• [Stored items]
╔══

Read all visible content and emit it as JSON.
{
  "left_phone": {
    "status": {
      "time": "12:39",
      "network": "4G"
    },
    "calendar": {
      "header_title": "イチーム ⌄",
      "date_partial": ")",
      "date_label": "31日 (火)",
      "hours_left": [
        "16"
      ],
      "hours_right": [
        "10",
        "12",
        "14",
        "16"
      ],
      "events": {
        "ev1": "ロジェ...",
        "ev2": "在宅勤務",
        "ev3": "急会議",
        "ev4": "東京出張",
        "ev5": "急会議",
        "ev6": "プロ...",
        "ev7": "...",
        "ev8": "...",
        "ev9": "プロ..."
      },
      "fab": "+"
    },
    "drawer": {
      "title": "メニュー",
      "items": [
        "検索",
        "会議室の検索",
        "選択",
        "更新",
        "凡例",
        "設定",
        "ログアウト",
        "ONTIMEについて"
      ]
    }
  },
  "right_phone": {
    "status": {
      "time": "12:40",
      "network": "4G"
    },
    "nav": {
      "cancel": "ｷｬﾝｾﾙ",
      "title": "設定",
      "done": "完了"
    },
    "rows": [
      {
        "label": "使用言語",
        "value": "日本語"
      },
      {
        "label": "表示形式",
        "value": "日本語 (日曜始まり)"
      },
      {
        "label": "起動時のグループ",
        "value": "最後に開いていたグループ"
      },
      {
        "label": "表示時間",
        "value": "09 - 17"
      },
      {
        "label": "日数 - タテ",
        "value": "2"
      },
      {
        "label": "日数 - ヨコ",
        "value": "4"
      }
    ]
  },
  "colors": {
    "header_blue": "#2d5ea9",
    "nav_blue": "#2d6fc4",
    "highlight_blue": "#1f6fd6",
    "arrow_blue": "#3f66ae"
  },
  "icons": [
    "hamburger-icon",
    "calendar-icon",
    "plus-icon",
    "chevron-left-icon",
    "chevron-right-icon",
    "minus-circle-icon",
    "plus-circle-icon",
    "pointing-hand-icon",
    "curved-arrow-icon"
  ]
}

╚══

• [Request]
Scan the material above. Copy each line where "value" occurs.

• [Written response]
        "value": "日本語"
        "value": "日本語 (日曜始まり)"
        "value": "最後に開いていたグループ"
        "value": "09 - 17"
        "value": "2"
        "value": "4"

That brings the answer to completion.